* [Short task]
Repeat the following lines exactly and nothing else: the line containing "Convert this document image to plain text." and each line after it through the end of the listing.
** START Task material **
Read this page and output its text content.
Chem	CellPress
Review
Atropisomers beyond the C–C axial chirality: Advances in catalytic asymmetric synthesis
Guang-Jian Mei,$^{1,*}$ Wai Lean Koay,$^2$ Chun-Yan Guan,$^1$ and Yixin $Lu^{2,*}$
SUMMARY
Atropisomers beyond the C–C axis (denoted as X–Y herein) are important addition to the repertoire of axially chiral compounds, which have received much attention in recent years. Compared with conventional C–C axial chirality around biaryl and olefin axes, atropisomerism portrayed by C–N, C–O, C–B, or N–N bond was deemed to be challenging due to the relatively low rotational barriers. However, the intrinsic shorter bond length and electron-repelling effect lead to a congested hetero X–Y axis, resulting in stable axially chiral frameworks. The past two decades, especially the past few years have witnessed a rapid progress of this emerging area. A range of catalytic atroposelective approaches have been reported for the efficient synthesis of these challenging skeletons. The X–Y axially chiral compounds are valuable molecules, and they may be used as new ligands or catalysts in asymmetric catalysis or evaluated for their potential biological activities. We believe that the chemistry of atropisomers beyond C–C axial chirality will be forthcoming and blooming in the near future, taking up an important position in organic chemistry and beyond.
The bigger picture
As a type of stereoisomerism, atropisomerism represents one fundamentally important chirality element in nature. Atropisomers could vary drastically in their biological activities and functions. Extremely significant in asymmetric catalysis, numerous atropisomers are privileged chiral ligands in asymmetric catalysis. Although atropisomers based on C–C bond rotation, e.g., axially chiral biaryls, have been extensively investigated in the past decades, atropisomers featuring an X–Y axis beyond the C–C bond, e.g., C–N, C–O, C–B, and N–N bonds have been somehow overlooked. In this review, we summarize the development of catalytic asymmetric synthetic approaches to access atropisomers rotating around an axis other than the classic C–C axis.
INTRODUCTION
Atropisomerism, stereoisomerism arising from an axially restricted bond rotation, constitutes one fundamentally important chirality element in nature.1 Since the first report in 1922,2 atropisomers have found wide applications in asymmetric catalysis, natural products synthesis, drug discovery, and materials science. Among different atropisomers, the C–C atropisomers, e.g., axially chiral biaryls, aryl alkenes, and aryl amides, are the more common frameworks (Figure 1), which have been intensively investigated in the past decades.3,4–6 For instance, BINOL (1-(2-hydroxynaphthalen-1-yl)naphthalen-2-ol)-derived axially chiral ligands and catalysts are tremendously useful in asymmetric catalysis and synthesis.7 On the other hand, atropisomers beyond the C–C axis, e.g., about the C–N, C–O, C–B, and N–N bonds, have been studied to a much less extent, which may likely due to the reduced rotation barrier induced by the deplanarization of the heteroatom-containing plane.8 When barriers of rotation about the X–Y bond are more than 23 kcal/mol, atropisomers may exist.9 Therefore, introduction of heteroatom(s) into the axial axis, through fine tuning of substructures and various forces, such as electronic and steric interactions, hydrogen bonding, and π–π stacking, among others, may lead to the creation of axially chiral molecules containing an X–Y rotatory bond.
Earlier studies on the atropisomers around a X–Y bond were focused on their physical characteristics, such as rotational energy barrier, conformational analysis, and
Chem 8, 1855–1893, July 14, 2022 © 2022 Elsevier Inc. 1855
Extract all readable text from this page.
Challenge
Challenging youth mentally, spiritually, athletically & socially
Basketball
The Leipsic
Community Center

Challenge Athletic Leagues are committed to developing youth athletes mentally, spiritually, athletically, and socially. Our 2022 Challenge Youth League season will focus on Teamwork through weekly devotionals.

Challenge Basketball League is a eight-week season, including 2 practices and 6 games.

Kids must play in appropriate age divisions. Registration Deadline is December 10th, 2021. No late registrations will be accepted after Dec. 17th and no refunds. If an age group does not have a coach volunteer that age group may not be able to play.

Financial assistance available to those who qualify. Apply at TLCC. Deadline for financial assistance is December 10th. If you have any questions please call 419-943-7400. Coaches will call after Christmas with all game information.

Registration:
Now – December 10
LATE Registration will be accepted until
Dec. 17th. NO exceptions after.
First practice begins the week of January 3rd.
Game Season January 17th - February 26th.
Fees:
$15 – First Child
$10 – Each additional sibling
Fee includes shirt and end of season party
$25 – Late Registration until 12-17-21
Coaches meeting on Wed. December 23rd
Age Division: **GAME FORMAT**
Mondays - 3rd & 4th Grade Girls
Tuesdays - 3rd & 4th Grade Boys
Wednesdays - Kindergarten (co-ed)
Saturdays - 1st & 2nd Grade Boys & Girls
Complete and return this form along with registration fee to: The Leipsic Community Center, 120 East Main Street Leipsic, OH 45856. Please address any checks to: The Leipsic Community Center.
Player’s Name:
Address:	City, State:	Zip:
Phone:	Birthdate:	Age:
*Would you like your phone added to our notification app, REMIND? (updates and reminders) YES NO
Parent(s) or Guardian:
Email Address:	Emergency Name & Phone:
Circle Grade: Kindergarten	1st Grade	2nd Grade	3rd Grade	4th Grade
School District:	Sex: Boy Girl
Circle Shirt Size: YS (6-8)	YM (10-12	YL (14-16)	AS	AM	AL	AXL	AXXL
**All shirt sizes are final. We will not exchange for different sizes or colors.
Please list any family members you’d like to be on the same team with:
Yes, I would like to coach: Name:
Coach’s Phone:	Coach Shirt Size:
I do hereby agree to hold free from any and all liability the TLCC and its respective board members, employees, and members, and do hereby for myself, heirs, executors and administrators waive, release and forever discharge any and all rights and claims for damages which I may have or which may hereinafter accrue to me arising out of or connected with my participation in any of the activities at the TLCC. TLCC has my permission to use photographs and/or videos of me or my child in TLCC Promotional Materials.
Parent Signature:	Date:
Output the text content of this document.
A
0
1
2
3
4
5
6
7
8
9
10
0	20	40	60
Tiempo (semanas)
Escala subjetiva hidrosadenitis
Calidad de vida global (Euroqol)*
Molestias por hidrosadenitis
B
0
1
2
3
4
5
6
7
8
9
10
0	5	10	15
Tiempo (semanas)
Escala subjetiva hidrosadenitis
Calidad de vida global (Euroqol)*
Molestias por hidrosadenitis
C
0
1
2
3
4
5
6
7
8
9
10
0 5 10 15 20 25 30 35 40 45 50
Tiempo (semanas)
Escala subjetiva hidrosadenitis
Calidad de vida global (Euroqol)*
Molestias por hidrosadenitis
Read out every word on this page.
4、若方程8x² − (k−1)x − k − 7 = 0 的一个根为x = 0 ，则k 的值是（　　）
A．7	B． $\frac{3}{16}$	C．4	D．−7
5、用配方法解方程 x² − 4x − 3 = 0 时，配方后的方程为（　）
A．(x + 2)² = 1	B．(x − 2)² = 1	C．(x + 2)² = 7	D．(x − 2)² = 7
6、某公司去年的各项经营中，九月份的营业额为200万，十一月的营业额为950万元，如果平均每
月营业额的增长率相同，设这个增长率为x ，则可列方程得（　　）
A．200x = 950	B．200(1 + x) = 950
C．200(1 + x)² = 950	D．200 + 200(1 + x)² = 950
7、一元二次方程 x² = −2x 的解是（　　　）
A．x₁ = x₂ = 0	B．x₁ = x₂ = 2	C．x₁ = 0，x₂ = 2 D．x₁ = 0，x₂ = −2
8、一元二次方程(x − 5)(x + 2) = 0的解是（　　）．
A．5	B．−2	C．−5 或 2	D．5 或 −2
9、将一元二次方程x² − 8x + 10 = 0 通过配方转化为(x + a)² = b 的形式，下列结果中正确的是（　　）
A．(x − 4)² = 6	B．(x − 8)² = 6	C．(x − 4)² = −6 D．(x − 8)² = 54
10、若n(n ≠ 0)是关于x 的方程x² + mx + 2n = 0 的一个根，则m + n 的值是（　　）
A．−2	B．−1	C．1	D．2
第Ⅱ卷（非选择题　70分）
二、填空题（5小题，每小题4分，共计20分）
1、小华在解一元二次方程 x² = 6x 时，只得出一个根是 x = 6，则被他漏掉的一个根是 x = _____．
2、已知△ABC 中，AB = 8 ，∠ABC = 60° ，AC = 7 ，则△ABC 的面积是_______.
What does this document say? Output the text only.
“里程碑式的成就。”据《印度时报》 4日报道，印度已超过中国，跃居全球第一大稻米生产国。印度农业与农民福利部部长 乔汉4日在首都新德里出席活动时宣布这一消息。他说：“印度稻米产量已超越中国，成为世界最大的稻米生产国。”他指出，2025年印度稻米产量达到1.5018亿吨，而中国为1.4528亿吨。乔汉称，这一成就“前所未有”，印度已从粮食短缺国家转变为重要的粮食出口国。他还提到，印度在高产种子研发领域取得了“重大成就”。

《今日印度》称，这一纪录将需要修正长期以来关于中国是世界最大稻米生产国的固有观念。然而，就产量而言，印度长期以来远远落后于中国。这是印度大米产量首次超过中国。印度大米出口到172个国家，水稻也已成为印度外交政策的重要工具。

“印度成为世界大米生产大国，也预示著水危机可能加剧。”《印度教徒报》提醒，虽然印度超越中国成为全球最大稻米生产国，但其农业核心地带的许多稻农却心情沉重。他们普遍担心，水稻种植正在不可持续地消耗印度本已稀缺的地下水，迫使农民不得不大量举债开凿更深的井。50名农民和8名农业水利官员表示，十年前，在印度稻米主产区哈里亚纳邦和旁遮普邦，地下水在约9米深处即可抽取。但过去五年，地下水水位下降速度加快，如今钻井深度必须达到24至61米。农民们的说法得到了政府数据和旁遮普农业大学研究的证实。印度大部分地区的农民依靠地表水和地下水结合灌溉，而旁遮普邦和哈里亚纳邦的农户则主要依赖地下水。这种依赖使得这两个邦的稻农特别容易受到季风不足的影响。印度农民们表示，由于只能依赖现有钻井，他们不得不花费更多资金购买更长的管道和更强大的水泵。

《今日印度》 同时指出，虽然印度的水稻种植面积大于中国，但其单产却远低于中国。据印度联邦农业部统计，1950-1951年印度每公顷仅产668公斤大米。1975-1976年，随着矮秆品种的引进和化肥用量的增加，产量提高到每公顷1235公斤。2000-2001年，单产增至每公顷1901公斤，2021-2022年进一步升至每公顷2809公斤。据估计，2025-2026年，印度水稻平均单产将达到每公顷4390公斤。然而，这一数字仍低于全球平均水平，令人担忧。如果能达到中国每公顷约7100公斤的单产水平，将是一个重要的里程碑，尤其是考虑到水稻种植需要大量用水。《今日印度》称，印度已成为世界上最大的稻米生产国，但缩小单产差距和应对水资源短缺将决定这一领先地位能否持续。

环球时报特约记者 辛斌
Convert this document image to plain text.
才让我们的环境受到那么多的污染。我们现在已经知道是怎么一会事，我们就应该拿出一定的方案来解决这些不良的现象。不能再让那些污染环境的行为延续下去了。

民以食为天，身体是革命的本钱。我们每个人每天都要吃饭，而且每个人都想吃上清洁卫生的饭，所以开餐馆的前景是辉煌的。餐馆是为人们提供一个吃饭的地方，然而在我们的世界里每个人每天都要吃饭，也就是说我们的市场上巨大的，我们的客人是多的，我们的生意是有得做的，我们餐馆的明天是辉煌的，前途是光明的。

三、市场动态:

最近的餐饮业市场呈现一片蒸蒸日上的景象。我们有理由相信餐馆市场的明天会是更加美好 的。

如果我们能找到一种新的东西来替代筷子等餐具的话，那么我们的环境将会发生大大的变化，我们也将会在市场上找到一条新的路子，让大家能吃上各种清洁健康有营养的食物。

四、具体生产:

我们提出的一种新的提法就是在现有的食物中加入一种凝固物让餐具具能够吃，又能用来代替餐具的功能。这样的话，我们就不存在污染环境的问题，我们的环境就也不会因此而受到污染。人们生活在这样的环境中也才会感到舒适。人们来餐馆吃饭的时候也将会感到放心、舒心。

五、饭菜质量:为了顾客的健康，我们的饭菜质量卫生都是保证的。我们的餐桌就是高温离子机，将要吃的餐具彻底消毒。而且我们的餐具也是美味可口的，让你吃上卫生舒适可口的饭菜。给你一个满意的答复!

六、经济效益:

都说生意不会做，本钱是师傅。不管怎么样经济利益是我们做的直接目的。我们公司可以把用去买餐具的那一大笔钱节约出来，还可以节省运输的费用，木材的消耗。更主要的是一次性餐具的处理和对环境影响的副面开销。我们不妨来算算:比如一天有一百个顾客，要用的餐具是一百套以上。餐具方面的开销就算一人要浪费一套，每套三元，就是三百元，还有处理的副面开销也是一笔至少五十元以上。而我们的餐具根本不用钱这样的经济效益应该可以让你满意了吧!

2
** END Task material **
* [Solution]
Convert this document image to plain text.
才让我们的环境受到那么多的污染。我们现在已经知道是怎么一会事，我们就应该拿出一定的方案来解决这些不良的现象。不能再让那些污染环境的行为延续下去了。

民以食为天，身体是革命的本钱。我们每个人每天都要吃饭，而且每个人都想吃上清洁卫生的饭，所以开餐馆的前景是辉煌的。餐馆是为人们提供一个吃饭的地方，然而在我们的世界里每个人每天都要吃饭，也就是说我们的市场上巨大的，我们的客人是多的，我们的生意是有得做的，我们餐馆的明天是辉煌的，前途是光明的。

三、市场动态:

最近的餐饮业市场呈现一片蒸蒸日上的景象。我们有理由相信餐馆市场的明天会是更加美好 的。

如果我们能找到一种新的东西来替代筷子等餐具的话，那么我们的环境将会发生大大的变化，我们也将会在市场上找到一条新的路子，让大家能吃上各种清洁健康有营养的食物。

四、具体生产:

我们提出的一种新的提法就是在现有的食物中加入一种凝固物让餐具具能够吃，又能用来代替餐具的功能。这样的话，我们就不存在污染环境的问题，我们的环境就也不会因此而受到污染。人们生活在这样的环境中也才会感到舒适。人们来餐馆吃饭的时候也将会感到放心、舒心。

五、饭菜质量:为了顾客的健康，我们的饭菜质量卫生都是保证的。我们的餐桌就是高温离子机，将要吃的餐具彻底消毒。而且我们的餐具也是美味可口的，让你吃上卫生舒适可口的饭菜。给你一个满意的答复!

六、经济效益:

都说生意不会做，本钱是师傅。不管怎么样经济利益是我们做的直接目的。我们公司可以把用去买餐具的那一大笔钱节约出来，还可以节省运输的费用，木材的消耗。更主要的是一次性餐具的处理和对环境影响的副面开销。我们不妨来算算:比如一天有一百个顾客，要用的餐具是一百套以上。餐具方面的开销就算一人要浪费一套，每套三元，就是三百元，还有处理的副面开销也是一笔至少五十元以上。而我们的餐具根本不用钱这样的经济效益应该可以让你满意了吧!

2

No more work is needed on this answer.